--- start of Data for the task ---

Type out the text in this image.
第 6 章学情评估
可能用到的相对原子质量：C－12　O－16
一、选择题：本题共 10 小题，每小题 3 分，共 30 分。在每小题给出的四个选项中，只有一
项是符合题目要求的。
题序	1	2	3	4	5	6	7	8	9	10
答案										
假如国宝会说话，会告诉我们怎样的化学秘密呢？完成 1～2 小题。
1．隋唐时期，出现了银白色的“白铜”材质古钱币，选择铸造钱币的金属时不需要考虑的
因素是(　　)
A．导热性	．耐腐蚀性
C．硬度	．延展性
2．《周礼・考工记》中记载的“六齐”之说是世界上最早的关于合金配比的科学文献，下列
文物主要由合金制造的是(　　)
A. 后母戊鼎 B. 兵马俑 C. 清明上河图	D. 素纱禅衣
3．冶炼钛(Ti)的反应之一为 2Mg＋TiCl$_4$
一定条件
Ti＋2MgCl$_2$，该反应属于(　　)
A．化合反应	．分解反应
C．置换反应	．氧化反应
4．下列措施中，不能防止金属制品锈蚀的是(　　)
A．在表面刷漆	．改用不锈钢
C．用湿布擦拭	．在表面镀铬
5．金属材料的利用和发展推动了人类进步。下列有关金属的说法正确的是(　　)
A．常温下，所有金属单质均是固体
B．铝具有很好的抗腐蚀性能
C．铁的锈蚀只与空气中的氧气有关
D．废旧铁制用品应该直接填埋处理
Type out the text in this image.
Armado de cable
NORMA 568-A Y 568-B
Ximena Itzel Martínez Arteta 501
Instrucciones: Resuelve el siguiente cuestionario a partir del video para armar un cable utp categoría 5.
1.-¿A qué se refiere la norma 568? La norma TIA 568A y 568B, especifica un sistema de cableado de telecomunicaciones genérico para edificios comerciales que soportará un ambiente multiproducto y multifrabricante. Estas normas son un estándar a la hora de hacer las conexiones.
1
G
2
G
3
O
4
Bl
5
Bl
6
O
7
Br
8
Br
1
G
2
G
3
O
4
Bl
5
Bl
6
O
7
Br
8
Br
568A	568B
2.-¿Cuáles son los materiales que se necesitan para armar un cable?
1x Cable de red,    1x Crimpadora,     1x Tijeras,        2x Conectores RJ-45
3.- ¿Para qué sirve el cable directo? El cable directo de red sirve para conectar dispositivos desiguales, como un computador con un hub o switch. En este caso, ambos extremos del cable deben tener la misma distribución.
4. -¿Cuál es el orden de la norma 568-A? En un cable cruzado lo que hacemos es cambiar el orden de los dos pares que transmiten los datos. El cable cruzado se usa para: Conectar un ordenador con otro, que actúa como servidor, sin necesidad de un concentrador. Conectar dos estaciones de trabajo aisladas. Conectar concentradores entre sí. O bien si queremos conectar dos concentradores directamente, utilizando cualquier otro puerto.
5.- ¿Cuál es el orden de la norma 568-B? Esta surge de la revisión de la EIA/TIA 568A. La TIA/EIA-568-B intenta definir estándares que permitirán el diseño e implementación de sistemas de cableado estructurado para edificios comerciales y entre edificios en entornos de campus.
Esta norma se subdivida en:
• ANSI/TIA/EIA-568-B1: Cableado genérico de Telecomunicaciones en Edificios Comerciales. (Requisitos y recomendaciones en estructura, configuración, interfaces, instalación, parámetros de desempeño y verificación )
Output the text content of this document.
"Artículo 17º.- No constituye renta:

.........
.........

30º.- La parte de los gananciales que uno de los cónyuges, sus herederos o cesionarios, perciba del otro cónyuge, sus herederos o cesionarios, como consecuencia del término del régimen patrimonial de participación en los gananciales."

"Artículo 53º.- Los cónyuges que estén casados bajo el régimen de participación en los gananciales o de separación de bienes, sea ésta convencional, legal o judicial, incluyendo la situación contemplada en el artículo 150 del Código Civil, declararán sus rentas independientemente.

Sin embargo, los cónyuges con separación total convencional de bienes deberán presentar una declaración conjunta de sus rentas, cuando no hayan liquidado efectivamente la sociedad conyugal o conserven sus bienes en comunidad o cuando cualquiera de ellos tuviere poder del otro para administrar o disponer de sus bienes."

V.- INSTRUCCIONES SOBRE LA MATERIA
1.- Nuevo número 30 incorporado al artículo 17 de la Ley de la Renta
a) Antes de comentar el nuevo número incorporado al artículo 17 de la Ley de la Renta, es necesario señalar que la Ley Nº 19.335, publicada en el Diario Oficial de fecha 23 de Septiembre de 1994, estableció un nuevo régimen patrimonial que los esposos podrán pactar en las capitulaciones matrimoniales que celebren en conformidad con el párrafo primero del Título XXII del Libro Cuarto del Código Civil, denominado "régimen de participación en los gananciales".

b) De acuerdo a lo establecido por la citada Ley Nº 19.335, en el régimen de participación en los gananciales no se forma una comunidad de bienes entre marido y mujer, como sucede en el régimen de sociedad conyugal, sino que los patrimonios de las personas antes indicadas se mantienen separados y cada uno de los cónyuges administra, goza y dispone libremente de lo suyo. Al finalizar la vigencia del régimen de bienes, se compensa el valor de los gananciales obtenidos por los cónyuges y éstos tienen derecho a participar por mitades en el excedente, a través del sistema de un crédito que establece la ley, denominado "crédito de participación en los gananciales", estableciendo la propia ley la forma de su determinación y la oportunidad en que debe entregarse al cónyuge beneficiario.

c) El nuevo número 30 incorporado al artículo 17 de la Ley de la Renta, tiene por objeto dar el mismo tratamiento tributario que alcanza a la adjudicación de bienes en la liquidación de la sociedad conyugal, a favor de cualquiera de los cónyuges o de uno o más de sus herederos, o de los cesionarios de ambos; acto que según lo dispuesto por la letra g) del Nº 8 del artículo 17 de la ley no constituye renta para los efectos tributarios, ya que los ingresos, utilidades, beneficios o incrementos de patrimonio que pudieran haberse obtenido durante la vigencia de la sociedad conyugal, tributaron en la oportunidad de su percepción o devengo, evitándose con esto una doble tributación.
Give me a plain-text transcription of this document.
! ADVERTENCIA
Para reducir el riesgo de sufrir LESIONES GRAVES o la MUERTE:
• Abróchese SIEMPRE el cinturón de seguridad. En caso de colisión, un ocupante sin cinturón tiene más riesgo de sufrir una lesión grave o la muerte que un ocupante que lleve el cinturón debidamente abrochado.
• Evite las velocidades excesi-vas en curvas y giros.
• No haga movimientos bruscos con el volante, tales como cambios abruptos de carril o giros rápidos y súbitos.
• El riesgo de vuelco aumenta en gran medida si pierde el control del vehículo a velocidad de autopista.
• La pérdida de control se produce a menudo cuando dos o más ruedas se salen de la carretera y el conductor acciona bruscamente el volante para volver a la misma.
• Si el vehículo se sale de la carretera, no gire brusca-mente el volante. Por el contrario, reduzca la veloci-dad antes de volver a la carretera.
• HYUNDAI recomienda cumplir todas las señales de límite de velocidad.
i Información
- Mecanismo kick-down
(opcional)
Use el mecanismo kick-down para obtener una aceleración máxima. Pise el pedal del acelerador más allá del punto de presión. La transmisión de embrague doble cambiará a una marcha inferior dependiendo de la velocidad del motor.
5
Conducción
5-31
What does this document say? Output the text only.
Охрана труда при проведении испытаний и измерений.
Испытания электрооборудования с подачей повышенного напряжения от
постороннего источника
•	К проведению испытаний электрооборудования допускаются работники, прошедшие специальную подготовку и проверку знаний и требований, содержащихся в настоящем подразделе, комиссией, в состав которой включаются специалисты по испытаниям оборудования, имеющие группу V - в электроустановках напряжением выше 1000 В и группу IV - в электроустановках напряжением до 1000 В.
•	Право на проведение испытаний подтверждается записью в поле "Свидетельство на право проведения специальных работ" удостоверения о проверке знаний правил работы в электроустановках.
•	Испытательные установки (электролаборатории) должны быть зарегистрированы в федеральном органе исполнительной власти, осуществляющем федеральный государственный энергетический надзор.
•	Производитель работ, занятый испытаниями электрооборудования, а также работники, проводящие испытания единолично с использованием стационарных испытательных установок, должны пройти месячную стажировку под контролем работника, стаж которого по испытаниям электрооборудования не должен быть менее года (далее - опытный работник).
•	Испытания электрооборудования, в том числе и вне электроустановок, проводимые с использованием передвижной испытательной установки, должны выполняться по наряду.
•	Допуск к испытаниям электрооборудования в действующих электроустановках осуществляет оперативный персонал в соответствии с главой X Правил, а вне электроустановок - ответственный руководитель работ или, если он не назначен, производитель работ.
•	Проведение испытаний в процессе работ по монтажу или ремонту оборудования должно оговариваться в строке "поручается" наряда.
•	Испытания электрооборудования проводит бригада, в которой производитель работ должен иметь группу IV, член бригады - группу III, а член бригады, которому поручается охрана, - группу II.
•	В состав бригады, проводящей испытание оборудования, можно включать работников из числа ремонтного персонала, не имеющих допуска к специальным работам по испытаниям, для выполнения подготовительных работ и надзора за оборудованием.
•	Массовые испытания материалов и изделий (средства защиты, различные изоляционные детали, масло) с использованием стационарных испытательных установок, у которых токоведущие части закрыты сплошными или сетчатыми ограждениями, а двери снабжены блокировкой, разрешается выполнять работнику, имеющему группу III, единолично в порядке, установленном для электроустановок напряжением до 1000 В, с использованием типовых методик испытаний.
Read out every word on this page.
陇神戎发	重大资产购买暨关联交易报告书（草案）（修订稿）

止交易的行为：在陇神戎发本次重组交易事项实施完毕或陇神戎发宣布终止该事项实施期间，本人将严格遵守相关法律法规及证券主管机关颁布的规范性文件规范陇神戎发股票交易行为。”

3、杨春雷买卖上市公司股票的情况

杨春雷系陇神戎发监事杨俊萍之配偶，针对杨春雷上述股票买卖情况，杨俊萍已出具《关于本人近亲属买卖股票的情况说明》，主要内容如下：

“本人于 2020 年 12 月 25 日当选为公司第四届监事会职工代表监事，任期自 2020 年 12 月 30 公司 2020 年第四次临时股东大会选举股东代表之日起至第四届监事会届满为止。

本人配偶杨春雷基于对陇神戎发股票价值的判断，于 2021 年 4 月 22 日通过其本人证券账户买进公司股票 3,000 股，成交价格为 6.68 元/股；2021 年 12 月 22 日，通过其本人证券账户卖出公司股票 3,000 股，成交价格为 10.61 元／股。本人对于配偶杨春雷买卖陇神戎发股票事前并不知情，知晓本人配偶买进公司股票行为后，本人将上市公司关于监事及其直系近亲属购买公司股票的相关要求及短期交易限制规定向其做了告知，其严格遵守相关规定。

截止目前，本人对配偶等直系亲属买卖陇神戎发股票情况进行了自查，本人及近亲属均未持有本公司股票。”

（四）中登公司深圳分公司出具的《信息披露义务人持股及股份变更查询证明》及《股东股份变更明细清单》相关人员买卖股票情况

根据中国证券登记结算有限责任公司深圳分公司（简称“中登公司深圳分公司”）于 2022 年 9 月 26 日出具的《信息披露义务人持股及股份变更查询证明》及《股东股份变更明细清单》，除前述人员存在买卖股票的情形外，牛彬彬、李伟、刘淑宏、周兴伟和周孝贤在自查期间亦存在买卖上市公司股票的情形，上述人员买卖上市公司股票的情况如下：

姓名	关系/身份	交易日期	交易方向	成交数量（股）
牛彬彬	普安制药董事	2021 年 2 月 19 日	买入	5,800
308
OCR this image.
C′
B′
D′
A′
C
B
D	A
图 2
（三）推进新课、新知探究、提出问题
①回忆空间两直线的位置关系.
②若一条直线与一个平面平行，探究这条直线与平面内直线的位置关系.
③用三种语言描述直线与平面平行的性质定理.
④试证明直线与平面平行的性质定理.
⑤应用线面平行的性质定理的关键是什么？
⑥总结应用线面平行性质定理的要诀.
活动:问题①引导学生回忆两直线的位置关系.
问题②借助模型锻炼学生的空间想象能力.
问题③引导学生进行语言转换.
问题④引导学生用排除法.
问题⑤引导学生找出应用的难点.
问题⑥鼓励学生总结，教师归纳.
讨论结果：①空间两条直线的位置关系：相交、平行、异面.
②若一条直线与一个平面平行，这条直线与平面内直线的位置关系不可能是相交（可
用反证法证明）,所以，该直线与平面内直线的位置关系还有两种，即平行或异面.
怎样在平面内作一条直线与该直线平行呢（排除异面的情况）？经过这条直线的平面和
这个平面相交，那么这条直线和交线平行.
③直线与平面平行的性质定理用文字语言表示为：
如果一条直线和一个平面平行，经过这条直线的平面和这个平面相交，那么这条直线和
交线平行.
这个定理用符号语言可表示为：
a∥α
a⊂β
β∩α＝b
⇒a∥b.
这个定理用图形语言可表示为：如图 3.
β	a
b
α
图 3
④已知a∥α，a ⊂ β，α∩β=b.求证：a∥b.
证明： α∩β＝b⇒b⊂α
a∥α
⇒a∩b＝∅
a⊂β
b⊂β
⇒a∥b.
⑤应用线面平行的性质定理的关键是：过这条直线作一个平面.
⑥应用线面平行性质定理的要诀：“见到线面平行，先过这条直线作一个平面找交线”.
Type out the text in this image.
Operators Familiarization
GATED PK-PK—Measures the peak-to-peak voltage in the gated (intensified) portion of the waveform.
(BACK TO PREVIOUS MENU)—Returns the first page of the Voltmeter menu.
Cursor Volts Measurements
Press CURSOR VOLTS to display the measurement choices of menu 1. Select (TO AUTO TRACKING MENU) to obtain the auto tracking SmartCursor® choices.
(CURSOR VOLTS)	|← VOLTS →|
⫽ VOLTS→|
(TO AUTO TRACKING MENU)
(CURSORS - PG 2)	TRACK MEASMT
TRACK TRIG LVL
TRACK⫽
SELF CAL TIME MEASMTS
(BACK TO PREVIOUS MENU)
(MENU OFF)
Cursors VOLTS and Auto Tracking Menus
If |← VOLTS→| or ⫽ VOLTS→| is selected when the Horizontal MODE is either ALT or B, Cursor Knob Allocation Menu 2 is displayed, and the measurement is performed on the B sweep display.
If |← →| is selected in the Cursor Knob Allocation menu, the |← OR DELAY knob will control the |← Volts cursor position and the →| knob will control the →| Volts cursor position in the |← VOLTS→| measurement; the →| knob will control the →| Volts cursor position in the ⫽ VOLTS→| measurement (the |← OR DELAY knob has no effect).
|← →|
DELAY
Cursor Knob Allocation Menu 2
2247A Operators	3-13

--- end of Data for the task ---

### [Given problem]
Count each line of the data where the word "down" appears, then reply with the total only.

### [Correct output]
2